┌──

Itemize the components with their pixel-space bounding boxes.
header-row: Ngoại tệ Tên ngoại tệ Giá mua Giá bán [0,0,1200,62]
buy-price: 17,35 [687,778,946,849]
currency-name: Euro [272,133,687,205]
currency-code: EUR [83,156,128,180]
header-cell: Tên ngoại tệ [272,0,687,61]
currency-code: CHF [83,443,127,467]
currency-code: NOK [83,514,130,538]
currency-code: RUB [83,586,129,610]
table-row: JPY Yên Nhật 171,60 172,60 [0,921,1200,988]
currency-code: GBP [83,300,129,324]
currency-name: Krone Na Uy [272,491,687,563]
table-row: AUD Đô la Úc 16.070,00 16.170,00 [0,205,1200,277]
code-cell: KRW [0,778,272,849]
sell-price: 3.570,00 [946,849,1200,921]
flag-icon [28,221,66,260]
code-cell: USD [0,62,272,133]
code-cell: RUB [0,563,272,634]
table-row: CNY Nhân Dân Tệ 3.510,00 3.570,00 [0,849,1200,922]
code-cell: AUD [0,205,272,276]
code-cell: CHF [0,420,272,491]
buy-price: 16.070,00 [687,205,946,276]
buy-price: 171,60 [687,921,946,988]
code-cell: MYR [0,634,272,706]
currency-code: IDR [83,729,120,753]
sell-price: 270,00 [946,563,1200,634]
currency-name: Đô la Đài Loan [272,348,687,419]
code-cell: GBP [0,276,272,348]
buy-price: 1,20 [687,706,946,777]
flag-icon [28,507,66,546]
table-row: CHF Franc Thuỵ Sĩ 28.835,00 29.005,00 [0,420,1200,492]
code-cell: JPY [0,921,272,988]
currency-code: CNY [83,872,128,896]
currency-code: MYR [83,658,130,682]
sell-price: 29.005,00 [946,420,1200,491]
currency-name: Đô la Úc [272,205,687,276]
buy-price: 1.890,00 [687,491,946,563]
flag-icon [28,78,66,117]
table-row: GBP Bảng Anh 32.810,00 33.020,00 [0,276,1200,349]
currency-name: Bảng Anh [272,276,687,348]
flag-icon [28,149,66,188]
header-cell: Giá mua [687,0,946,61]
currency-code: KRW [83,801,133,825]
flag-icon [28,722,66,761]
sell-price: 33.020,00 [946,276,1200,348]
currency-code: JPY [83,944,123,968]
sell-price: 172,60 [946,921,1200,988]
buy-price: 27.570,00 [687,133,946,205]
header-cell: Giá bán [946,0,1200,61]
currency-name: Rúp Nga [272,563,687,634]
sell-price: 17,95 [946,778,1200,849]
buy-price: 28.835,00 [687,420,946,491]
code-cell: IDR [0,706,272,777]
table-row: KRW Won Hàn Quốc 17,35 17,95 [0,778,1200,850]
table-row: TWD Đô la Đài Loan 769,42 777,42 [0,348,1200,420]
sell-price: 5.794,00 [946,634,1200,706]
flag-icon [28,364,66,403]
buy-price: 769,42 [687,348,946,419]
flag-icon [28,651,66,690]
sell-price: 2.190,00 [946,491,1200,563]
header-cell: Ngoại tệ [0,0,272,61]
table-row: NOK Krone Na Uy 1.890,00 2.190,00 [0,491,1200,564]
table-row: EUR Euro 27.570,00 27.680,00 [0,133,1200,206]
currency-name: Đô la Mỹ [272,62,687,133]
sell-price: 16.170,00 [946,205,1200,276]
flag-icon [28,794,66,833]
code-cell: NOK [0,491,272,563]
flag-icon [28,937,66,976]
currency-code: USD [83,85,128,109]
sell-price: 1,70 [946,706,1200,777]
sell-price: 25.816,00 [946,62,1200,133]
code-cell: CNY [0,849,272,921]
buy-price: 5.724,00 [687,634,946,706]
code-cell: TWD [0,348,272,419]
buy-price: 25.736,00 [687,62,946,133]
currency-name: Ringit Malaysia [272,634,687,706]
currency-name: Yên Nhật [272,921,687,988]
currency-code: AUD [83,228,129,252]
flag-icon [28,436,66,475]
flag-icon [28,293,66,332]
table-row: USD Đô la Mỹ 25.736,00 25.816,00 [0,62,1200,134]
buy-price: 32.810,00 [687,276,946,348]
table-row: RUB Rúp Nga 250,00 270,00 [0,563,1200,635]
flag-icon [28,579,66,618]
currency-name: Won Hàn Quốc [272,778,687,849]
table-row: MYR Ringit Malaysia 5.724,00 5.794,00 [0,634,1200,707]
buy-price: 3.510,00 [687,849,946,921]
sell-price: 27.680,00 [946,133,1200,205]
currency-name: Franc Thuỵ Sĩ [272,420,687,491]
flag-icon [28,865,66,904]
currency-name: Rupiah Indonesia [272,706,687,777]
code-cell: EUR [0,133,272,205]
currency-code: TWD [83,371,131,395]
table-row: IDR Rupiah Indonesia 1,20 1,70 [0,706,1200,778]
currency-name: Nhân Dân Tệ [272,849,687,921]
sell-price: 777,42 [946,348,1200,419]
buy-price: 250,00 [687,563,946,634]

└──

■ **Consigne donnée**
Reproduisez à l'identique chaque ligne de l'item ci-dessus, du début à la fin.

■ **Résultat final**
Itemize the components with their pixel-space bounding boxes.
header-row: Ngoại tệ Tên ngoại tệ Giá mua Giá bán [0,0,1200,62]
buy-price: 17,35 [687,778,946,849]
currency-name: Euro [272,133,687,205]
currency-code: EUR [83,156,128,180]
header-cell: Tên ngoại tệ [272,0,687,61]
currency-code: CHF [83,443,127,467]
currency-code: NOK [83,514,130,538]
currency-code: RUB [83,586,129,610]
table-row: JPY Yên Nhật 171,60 172,60 [0,921,1200,988]
currency-code: GBP [83,300,129,324]
currency-name: Krone Na Uy [272,491,687,563]
table-row: AUD Đô la Úc 16.070,00 16.170,00 [0,205,1200,277]
code-cell: KRW [0,778,272,849]
sell-price: 3.570,00 [946,849,1200,921]
flag-icon [28,221,66,260]
code-cell: USD [0,62,272,133]
code-cell: RUB [0,563,272,634]
table-row: CNY Nhân Dân Tệ 3.510,00 3.570,00 [0,849,1200,922]
code-cell: AUD [0,205,272,276]
code-cell: CHF [0,420,272,491]
buy-price: 16.070,00 [687,205,946,276]
buy-price: 171,60 [687,921,946,988]
code-cell: MYR [0,634,272,706]
currency-code: IDR [83,729,120,753]
sell-price: 270,00 [946,563,1200,634]
currency-name: Đô la Đài Loan [272,348,687,419]
code-cell: GBP [0,276,272,348]
buy-price: 1,20 [687,706,946,777]
flag-icon [28,507,66,546]
table-row: CHF Franc Thuỵ Sĩ 28.835,00 29.005,00 [0,420,1200,492]
code-cell: JPY [0,921,272,988]
currency-code: CNY [83,872,128,896]
currency-code: MYR [83,658,130,682]
sell-price: 29.005,00 [946,420,1200,491]
currency-name: Đô la Úc [272,205,687,276]
buy-price: 1.890,00 [687,491,946,563]
flag-icon [28,78,66,117]
table-row: GBP Bảng Anh 32.810,00 33.020,00 [0,276,1200,349]
currency-name: Bảng Anh [272,276,687,348]
flag-icon [28,149,66,188]
header-cell: Giá mua [687,0,946,61]
currency-code: KRW [83,801,133,825]
flag-icon [28,722,66,761]
sell-price: 33.020,00 [946,276,1200,348]
currency-code: JPY [83,944,123,968]
sell-price: 172,60 [946,921,1200,988]
buy-price: 27.570,00 [687,133,946,205]
header-cell: Giá bán [946,0,1200,61]
currency-name: Rúp Nga [272,563,687,634]
sell-price: 17,95 [946,778,1200,849]
buy-price: 28.835,00 [687,420,946,491]
code-cell: IDR [0,706,272,777]
table-row: KRW Won Hàn Quốc 17,35 17,95 [0,778,1200,850]
table-row: TWD Đô la Đài Loan 769,42 777,42 [0,348,1200,420]
sell-price: 5.794,00 [946,634,1200,706]
flag-icon [28,364,66,403]
buy-price: 769,42 [687,348,946,419]
flag-icon [28,651,66,690]
sell-price: 2.190,00 [946,491,1200,563]
header-cell: Ngoại tệ [0,0,272,61]
table-row: NOK Krone Na Uy 1.890,00 2.190,00 [0,491,1200,564]
table-row: EUR Euro 27.570,00 27.680,00 [0,133,1200,206]
currency-name: Đô la Mỹ [272,62,687,133]
sell-price: 16.170,00 [946,205,1200,276]
flag-icon [28,794,66,833]
code-cell: NOK [0,491,272,563]
flag-icon [28,937,66,976]
currency-code: USD [83,85,128,109]
sell-price: 1,70 [946,706,1200,777]
sell-price: 25.816,00 [946,62,1200,133]
code-cell: CNY [0,849,272,921]
buy-price: 5.724,00 [687,634,946,706]
code-cell: TWD [0,348,272,419]
buy-price: 25.736,00 [687,62,946,133]
currency-name: Ringit Malaysia [272,634,687,706]
currency-name: Yên Nhật [272,921,687,988]
currency-code: AUD [83,228,129,252]
flag-icon [28,436,66,475]
flag-icon [28,293,66,332]
table-row: USD Đô la Mỹ 25.736,00 25.816,00 [0,62,1200,134]
buy-price: 32.810,00 [687,276,946,348]
table-row: RUB Rúp Nga 250,00 270,00 [0,563,1200,635]
flag-icon [28,579,66,618]
currency-name: Won Hàn Quốc [272,778,687,849]
table-row: MYR Ringit Malaysia 5.724,00 5.794,00 [0,634,1200,707]
buy-price: 3.510,00 [687,849,946,921]
sell-price: 27.680,00 [946,133,1200,205]
currency-name: Franc Thuỵ Sĩ [272,420,687,491]
flag-icon [28,865,66,904]
currency-name: Rupiah Indonesia [272,706,687,777]
code-cell: EUR [0,133,272,205]
currency-code: TWD [83,371,131,395]
table-row: IDR Rupiah Indonesia 1,20 1,70 [0,706,1200,778]
currency-name: Nhân Dân Tệ [272,849,687,921]
sell-price: 777,42 [946,348,1200,419]
buy-price: 250,00 [687,563,946,634]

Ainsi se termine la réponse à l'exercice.